→ **Given request**: Search the listing below for the string "соглашении" and show each line that contains it.

→ **Provided data**:
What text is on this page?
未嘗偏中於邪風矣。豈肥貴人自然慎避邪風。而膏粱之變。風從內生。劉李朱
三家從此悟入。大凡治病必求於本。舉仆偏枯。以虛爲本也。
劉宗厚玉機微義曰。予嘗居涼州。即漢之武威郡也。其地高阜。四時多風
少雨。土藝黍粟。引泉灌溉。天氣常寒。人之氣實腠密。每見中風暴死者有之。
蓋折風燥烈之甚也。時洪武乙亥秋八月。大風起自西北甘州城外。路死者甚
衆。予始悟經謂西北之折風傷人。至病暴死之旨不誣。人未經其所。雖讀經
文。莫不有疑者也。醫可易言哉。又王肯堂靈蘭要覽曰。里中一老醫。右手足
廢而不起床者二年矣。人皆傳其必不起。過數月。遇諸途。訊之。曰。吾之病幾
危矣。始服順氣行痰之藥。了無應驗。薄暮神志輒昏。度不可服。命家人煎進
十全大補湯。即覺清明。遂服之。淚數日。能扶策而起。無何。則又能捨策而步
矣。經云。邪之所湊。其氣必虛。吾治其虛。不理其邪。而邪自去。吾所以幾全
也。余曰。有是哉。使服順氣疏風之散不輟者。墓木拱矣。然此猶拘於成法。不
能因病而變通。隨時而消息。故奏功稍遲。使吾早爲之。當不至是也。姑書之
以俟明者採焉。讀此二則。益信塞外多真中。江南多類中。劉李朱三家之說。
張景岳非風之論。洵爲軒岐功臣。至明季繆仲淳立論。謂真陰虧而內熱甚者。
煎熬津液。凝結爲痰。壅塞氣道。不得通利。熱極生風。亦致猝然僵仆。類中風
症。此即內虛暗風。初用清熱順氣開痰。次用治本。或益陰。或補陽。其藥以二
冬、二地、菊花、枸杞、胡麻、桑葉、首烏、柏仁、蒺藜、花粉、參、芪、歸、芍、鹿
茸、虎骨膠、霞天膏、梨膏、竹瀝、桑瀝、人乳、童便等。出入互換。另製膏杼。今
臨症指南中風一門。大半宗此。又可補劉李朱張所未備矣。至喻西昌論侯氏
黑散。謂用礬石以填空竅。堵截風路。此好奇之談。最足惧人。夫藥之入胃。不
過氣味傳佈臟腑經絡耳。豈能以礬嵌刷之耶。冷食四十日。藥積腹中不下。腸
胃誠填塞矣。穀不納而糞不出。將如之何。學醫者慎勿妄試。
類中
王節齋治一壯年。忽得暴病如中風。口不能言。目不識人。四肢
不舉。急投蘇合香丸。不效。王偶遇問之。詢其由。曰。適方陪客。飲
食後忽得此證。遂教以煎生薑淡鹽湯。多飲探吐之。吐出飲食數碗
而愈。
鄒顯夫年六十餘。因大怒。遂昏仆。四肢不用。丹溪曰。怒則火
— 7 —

...

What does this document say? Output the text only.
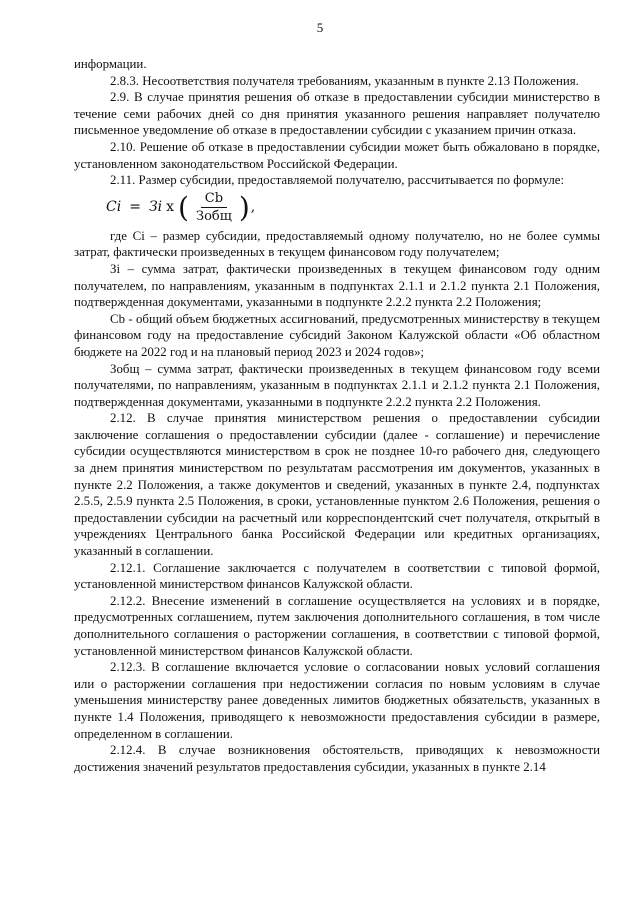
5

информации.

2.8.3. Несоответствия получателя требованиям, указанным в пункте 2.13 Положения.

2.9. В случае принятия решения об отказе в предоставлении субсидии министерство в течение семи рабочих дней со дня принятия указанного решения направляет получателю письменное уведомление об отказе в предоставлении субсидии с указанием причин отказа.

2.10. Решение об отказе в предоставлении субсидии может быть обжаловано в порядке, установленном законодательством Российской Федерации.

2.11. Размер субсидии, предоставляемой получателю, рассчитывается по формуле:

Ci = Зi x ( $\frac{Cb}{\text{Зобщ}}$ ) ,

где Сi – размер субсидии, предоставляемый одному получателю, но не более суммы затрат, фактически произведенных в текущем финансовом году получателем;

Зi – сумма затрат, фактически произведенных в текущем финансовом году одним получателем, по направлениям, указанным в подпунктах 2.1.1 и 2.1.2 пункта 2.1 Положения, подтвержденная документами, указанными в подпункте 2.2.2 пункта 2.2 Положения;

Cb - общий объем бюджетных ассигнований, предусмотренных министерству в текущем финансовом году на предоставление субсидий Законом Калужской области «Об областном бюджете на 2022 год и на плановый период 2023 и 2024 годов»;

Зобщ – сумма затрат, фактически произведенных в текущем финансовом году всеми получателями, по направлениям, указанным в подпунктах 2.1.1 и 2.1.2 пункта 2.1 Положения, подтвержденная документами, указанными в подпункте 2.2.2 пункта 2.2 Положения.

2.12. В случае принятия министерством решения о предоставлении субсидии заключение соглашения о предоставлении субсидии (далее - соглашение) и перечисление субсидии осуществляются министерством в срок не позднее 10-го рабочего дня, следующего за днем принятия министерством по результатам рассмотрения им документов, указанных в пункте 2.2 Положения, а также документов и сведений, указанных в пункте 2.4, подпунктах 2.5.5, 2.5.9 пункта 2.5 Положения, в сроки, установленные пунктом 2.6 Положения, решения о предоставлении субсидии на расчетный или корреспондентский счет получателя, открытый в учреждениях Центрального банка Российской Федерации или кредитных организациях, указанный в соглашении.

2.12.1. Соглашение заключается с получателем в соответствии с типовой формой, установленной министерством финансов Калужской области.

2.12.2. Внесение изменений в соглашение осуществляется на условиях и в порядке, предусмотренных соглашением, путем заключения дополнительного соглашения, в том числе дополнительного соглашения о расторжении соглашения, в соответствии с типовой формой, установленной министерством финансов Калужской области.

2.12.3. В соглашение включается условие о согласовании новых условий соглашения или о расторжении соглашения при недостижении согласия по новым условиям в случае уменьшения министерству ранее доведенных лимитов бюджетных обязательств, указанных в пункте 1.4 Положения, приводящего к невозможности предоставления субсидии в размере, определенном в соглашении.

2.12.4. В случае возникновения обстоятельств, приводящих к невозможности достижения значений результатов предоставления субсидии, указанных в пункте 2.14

...

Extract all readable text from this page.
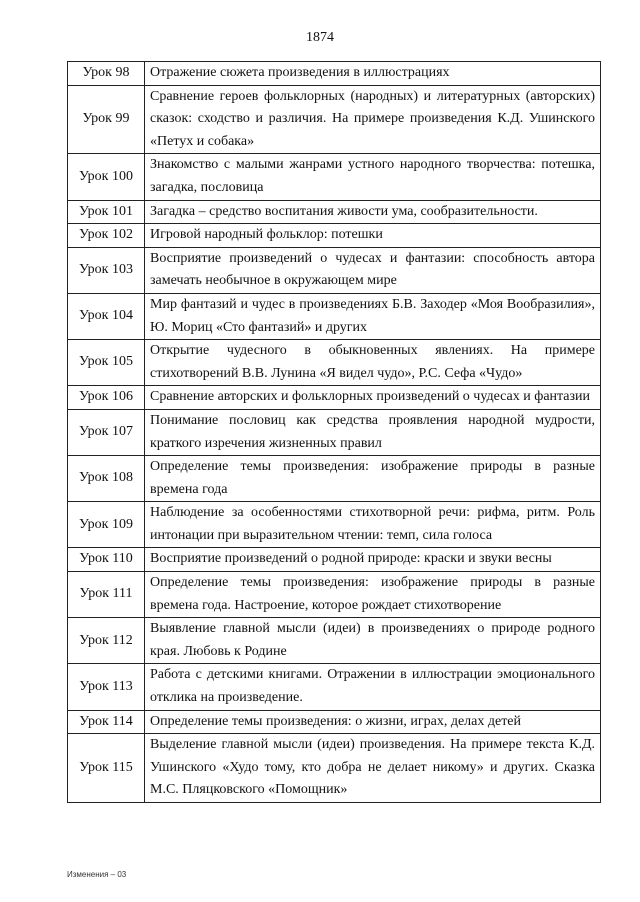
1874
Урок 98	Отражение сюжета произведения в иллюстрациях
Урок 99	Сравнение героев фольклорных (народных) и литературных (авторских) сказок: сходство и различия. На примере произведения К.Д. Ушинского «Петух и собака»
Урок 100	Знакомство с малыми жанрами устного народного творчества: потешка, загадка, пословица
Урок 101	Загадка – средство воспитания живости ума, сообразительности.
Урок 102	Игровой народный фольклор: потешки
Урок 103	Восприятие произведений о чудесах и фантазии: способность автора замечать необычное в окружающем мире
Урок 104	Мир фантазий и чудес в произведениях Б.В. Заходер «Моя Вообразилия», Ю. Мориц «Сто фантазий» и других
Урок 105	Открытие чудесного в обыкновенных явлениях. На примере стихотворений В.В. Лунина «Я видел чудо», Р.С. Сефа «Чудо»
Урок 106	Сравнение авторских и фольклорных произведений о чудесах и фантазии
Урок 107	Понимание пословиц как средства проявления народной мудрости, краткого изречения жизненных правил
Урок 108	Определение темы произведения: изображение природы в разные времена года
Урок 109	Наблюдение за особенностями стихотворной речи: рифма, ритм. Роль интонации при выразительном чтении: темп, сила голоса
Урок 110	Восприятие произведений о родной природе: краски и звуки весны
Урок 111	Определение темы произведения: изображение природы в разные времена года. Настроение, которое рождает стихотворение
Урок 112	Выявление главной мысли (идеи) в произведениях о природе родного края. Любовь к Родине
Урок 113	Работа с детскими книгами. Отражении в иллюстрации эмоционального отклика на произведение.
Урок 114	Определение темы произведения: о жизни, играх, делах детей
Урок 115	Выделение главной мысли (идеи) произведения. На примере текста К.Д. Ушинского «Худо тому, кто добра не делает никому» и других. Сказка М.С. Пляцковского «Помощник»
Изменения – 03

→ **Task answer**:
2.12. В случае принятия министерством решения о предоставлении субсидии заключение соглашения о предоставлении субсидии (далее - соглашение) и перечисление субсидии осуществляются министерством в срок не позднее 10-го рабочего дня, следующего за днем принятия министерством по результатам рассмотрения им документов, указанных в пункте 2.2 Положения, а также документов и сведений, указанных в пункте 2.4, подпунктах 2.5.5, 2.5.9 пункта 2.5 Положения, в сроки, установленные пунктом 2.6 Положения, решения о предоставлении субсидии на расчетный или корреспондентский счет получателя, открытый в учреждениях Центрального банка Российской Федерации или кредитных организациях, указанный в соглашении.
2.12.3. В соглашение включается условие о согласовании новых условий соглашения или о расторжении соглашения при недостижении согласия по новым условиям в случае уменьшения министерству ранее доведенных лимитов бюджетных обязательств, указанных в пункте 1.4 Положения, приводящего к невозможности предоставления субсидии в размере, определенном в соглашении.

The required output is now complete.